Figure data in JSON

## begin

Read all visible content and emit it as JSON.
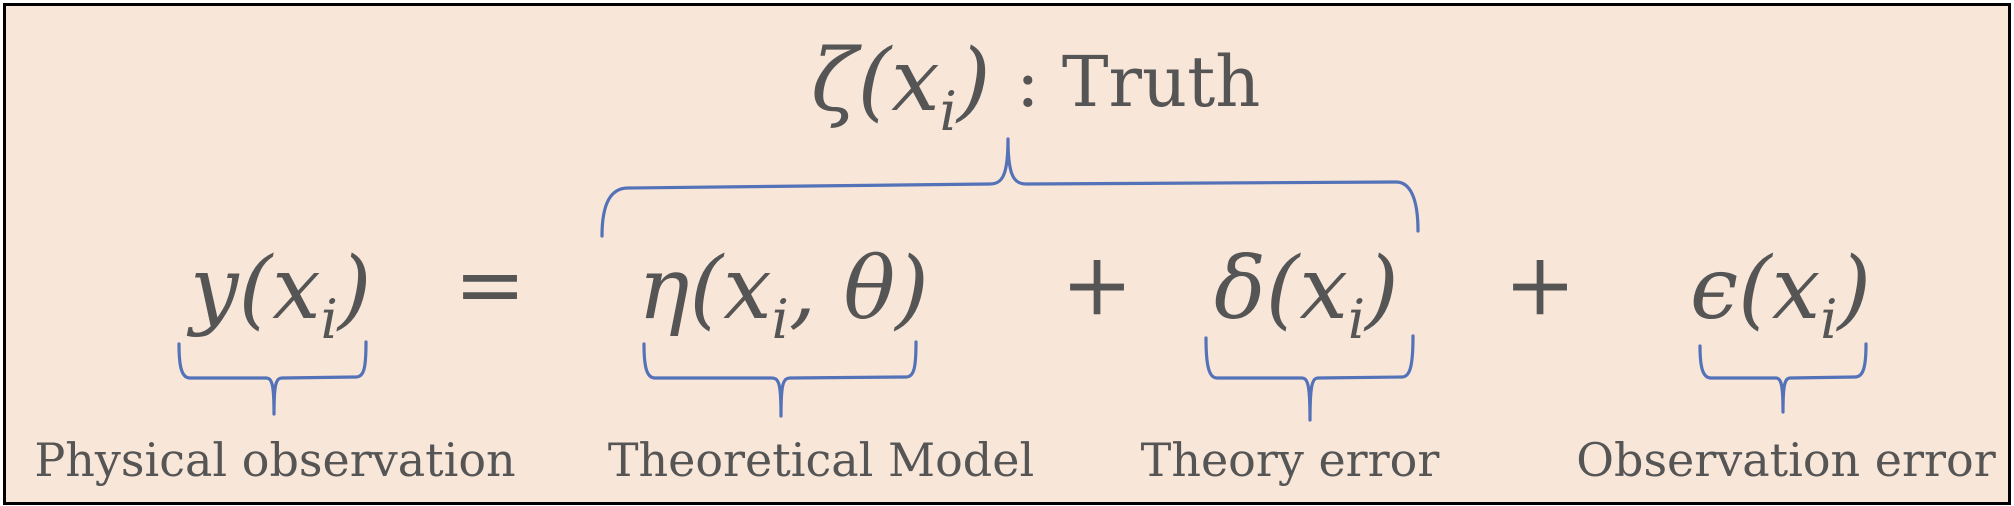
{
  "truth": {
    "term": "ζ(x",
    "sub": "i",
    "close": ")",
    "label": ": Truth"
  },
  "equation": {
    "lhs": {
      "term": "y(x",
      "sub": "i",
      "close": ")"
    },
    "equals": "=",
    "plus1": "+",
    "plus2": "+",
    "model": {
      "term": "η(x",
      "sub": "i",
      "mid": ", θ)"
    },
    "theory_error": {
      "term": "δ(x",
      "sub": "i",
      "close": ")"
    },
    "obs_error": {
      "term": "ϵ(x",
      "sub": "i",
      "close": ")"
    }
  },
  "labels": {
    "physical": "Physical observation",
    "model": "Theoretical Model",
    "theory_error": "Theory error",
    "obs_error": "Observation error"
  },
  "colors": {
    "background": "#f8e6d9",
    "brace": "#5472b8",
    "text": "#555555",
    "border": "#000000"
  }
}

## end

Copy the material shown above in full and exactly. Skip the pictures.

Read all visible content and emit it as JSON.
{
  "truth": {
    "term": "ζ(x",
    "sub": "i",
    "close": ")",
    "label": ": Truth"
  },
  "equation": {
    "lhs": {
      "term": "y(x",
      "sub": "i",
      "close": ")"
    },
    "equals": "=",
    "plus1": "+",
    "plus2": "+",
    "model": {
      "term": "η(x",
      "sub": "i",
      "mid": ", θ)"
    },
    "theory_error": {
      "term": "δ(x",
      "sub": "i",
      "close": ")"
    },
    "obs_error": {
      "term": "ϵ(x",
      "sub": "i",
      "close": ")"
    }
  },
  "labels": {
    "physical": "Physical observation",
    "model": "Theoretical Model",
    "theory_error": "Theory error",
    "obs_error": "Observation error"
  },
  "colors": {
    "background": "#f8e6d9",
    "brace": "#5472b8",
    "text": "#555555",
    "border": "#000000"
  }
}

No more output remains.